Work to do: Below are some entries. Copy each line that holds the string "транспортируют".

Extracted records:

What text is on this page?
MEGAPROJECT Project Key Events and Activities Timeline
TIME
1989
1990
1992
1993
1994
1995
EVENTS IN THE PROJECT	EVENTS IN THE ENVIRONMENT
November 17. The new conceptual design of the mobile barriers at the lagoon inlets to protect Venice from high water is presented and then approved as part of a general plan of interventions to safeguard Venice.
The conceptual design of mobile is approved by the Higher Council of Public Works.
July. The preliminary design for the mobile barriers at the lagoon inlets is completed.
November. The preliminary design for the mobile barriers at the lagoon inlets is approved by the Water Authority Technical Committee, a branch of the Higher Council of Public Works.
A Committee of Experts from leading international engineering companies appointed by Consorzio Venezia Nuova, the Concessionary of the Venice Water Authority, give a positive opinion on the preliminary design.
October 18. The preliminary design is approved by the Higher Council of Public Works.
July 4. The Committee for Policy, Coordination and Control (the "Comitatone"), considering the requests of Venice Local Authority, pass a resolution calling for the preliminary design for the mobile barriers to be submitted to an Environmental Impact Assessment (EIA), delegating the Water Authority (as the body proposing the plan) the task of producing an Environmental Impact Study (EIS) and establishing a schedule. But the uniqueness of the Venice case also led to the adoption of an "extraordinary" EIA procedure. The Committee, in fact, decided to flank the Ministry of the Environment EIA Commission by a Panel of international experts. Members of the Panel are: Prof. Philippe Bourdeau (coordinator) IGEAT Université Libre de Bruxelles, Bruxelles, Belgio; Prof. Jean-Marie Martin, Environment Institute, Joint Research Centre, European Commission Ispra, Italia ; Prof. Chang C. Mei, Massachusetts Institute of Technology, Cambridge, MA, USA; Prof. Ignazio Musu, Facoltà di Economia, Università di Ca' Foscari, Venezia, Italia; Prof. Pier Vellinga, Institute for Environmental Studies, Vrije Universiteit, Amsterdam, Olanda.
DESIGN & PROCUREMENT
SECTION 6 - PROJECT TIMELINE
---
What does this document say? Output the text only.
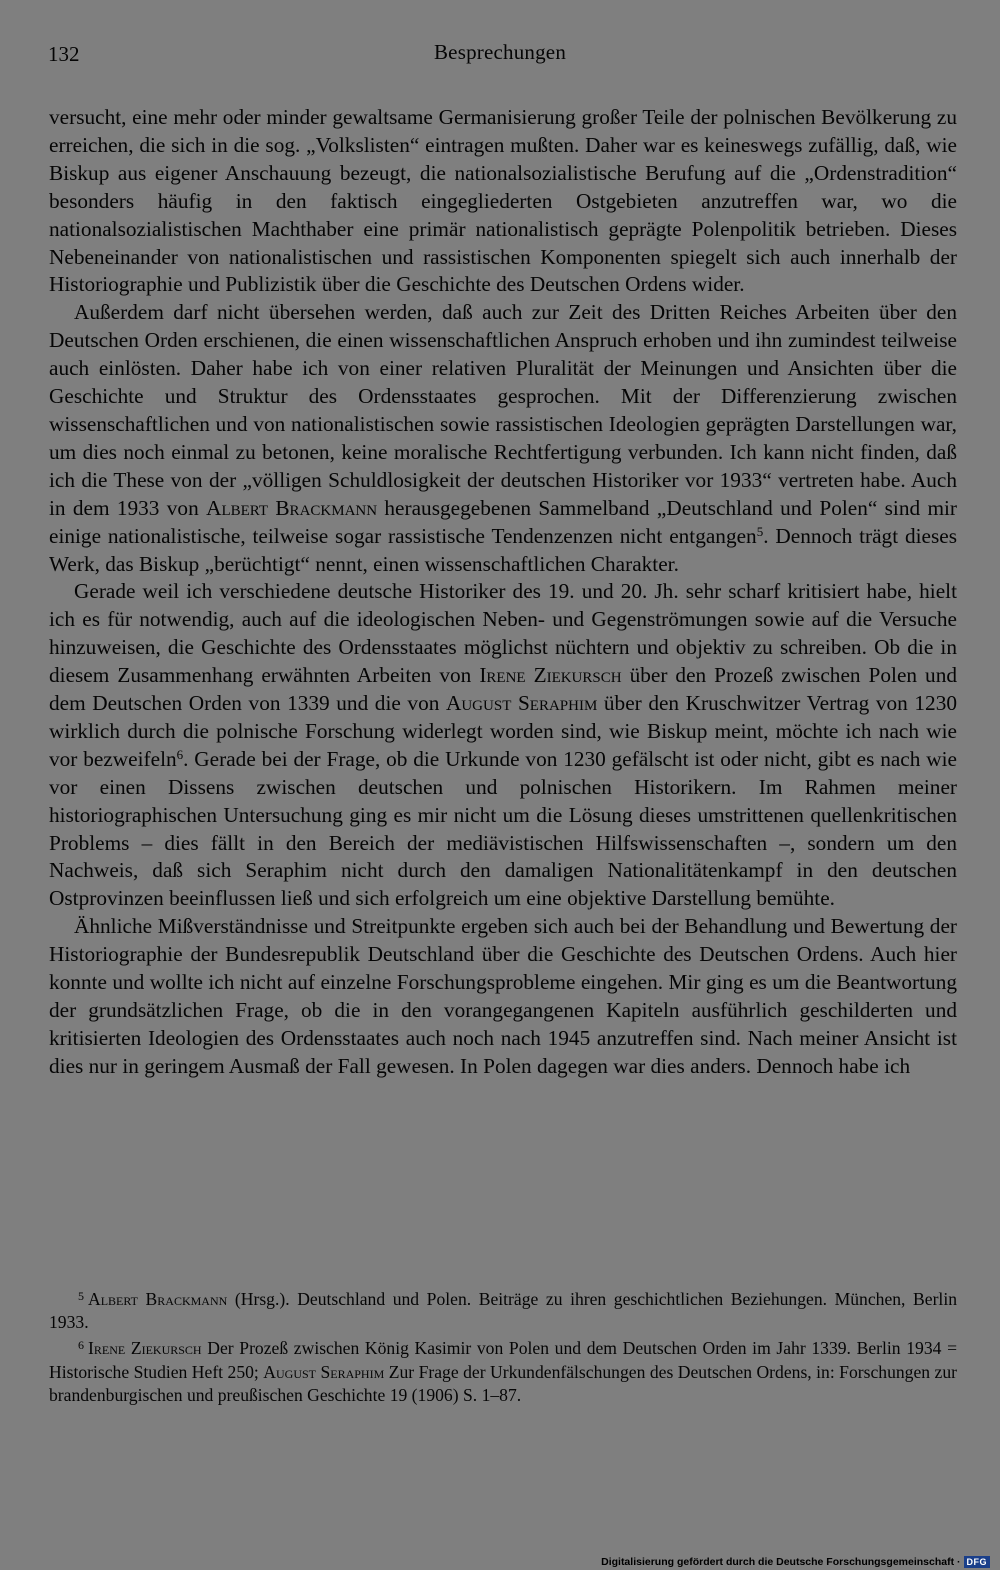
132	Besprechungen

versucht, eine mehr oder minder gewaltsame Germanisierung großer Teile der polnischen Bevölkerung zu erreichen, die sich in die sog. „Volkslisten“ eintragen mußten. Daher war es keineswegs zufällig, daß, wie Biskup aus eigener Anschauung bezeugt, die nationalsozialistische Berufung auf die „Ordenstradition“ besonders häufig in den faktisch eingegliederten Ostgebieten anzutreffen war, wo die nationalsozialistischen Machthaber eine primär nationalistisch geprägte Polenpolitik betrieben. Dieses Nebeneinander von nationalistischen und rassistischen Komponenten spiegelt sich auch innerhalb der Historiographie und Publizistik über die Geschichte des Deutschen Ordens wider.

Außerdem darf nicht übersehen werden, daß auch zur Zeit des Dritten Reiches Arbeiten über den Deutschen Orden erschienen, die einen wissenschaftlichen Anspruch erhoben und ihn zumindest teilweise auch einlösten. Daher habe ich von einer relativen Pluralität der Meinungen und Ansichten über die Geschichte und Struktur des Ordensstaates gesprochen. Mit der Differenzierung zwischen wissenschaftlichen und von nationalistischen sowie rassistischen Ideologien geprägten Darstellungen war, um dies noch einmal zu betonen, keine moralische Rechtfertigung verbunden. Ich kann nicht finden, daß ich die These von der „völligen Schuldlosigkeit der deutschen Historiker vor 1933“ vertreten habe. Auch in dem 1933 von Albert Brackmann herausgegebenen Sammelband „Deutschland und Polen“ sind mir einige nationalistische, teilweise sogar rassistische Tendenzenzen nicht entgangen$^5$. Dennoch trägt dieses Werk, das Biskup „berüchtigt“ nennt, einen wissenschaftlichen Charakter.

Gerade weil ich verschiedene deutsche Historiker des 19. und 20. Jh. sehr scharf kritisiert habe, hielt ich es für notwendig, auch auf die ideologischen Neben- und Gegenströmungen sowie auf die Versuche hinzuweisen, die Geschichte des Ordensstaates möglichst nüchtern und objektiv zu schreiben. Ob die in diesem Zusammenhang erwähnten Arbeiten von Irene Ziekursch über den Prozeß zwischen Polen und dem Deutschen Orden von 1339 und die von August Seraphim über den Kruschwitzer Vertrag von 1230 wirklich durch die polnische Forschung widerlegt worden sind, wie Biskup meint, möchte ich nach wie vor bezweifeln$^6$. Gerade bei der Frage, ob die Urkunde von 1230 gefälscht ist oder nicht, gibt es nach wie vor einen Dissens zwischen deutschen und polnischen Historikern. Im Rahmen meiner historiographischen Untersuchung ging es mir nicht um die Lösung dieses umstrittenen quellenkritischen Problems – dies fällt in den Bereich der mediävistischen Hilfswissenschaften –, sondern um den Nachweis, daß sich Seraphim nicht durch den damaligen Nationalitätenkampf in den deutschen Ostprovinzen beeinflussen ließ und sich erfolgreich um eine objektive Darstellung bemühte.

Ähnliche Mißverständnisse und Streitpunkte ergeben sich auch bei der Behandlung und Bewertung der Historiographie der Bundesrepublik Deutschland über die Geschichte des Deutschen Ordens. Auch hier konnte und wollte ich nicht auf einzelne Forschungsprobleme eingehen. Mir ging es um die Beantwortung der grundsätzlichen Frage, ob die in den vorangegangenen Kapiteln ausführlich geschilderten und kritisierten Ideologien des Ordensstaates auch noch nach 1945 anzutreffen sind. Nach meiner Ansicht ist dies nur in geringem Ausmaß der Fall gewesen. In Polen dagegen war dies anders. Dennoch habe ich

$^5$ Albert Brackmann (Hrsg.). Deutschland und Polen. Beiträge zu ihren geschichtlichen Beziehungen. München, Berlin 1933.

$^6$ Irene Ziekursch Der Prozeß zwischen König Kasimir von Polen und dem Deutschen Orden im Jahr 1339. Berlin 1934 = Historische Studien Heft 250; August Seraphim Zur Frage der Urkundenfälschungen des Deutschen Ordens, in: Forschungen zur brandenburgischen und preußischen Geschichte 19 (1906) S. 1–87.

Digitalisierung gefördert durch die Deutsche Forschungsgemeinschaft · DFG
...
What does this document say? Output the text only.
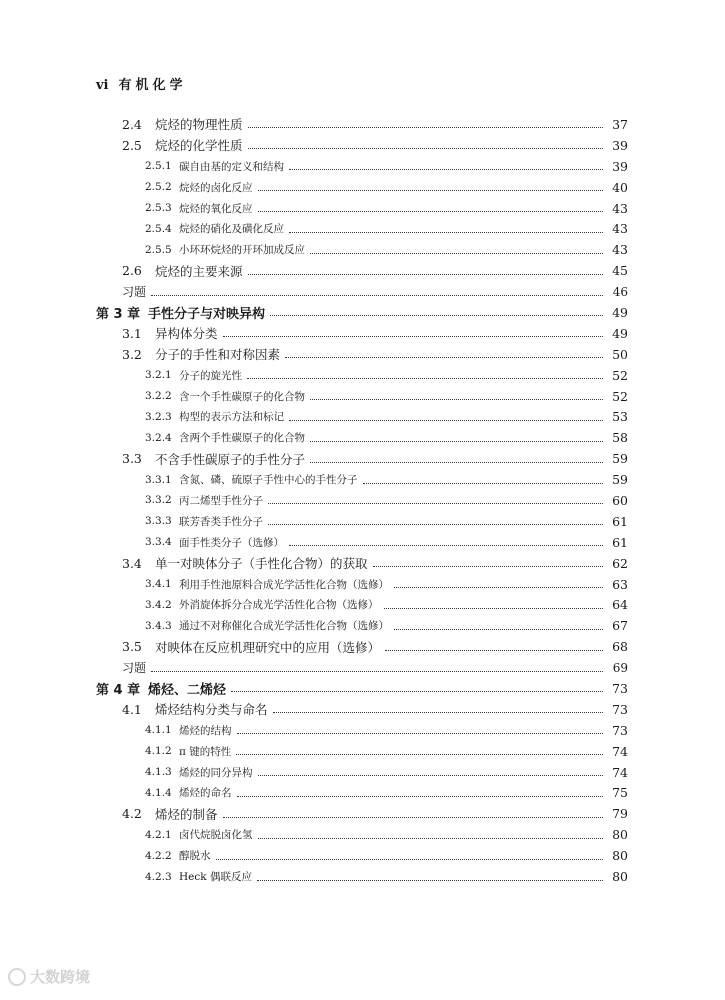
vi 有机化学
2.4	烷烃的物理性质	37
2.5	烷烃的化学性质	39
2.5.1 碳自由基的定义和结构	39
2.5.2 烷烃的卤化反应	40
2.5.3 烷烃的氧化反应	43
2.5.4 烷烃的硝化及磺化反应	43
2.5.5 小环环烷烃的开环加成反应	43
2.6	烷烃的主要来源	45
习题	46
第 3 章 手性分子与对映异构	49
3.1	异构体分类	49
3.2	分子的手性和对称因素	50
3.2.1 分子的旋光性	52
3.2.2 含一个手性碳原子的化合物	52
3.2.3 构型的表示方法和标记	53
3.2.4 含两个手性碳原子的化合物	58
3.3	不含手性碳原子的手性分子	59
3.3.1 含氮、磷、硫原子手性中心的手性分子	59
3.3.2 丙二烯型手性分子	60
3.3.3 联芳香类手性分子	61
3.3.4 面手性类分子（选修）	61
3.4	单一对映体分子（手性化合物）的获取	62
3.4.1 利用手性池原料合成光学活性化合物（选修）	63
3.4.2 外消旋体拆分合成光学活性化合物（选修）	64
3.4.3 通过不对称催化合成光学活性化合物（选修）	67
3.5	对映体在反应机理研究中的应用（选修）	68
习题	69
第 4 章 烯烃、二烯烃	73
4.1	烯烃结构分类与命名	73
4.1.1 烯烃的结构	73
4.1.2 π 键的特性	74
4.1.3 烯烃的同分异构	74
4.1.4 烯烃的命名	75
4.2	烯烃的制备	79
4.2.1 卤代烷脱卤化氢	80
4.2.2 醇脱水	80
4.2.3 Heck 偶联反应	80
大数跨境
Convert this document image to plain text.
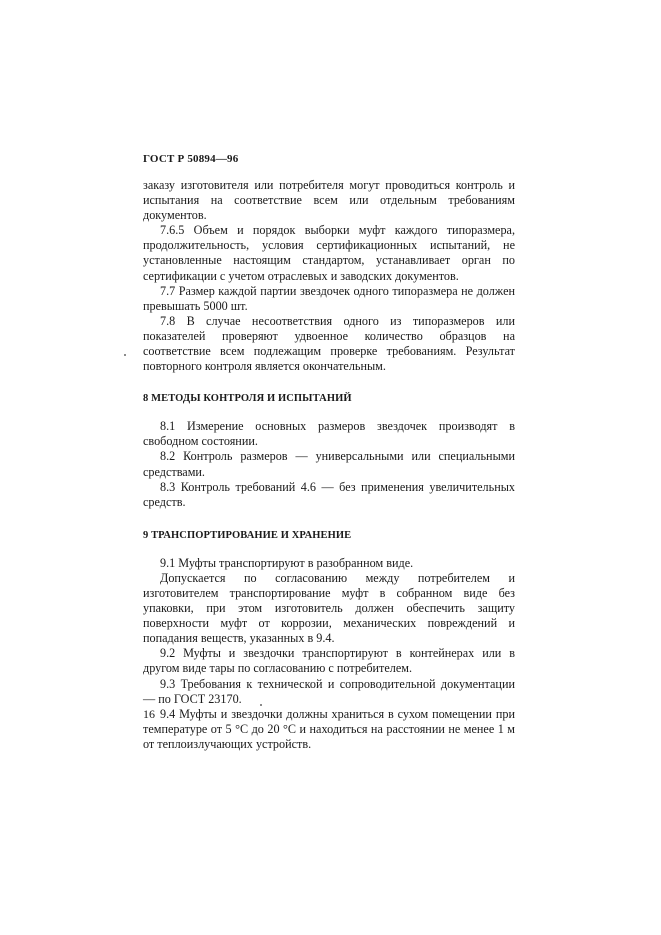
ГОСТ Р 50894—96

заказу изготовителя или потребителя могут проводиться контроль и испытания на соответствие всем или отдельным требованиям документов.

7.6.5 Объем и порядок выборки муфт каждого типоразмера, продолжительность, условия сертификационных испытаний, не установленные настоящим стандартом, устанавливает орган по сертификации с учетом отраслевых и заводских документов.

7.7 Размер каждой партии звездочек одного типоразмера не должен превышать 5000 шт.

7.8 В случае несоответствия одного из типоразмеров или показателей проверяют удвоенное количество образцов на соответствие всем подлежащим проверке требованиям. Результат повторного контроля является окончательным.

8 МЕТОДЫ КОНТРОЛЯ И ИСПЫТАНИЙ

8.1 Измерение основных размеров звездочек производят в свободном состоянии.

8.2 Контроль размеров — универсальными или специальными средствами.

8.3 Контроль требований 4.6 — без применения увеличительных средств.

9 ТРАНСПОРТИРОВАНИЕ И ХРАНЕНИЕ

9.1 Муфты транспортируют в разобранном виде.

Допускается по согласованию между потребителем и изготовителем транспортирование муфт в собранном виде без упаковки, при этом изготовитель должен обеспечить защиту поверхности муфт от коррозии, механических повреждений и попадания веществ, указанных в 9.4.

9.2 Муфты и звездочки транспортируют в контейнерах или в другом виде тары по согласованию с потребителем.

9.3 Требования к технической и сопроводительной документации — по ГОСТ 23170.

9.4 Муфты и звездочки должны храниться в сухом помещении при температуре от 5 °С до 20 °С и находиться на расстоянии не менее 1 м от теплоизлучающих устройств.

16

Answer to the exercise:
9.1 Муфты транспортируют в разобранном виде.
9.2 Муфты и звездочки транспортируют в контейнерах или в другом виде тары по согласованию с потребителем.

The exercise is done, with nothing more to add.